Objective: The entries below are to be repeated exactly as they stand.
Begin Records shown
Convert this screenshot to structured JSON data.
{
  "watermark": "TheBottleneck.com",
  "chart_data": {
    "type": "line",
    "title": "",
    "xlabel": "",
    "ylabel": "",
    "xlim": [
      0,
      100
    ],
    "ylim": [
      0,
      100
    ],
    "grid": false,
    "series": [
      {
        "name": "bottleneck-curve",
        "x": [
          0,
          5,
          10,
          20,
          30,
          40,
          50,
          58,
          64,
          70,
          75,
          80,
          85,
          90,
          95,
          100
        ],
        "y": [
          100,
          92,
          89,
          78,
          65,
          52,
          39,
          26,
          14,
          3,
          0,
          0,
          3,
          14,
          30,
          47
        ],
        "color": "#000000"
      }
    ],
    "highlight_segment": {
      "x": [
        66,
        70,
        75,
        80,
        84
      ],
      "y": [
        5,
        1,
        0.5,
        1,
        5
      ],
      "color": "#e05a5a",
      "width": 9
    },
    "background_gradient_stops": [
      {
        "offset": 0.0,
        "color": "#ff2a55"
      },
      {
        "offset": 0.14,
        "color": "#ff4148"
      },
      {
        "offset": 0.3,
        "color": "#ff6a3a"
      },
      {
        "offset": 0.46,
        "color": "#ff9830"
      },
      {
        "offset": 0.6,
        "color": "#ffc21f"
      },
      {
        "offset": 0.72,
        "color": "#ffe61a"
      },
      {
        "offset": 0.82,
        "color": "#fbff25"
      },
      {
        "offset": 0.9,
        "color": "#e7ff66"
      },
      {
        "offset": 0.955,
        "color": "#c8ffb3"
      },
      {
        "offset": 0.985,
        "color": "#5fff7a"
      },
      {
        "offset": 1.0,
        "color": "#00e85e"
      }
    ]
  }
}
End Records shown
Answer for this exercise:
Convert this screenshot to structured JSON data.
{
  "watermark": "TheBottleneck.com",
  "chart_data": {
    "type": "line",
    "title": "",
    "xlabel": "",
    "ylabel": "",
    "xlim": [
      0,
      100
    ],
    "ylim": [
      0,
      100
    ],
    "grid": false,
    "series": [
      {
        "name": "bottleneck-curve",
        "x": [
          0,
          5,
          10,
          20,
          30,
          40,
          50,
          58,
          64,
          70,
          75,
          80,
          85,
          90,
          95,
          100
        ],
        "y": [
          100,
          92,
          89,
          78,
          65,
          52,
          39,
          26,
          14,
          3,
          0,
          0,
          3,
          14,
          30,
          47
        ],
        "color": "#000000"
      }
    ],
    "highlight_segment": {
      "x": [
        66,
        70,
        75,
        80,
        84
      ],
      "y": [
        5,
        1,
        0.5,
        1,
        5
      ],
      "color": "#e05a5a",
      "width": 9
    },
    "background_gradient_stops": [
      {
        "offset": 0.0,
        "color": "#ff2a55"
      },
      {
        "offset": 0.14,
        "color": "#ff4148"
      },
      {
        "offset": 0.3,
        "color": "#ff6a3a"
      },
      {
        "offset": 0.46,
        "color": "#ff9830"
      },
      {
        "offset": 0.6,
        "color": "#ffc21f"
      },
      {
        "offset": 0.72,
        "color": "#ffe61a"
      },
      {
        "offset": 0.82,
        "color": "#fbff25"
      },
      {
        "offset": 0.9,
        "color": "#e7ff66"
      },
      {
        "offset": 0.955,
        "color": "#c8ffb3"
      },
      {
        "offset": 0.985,
        "color": "#5fff7a"
      },
      {
        "offset": 1.0,
        "color": "#00e85e"
      }
    ]
  }
}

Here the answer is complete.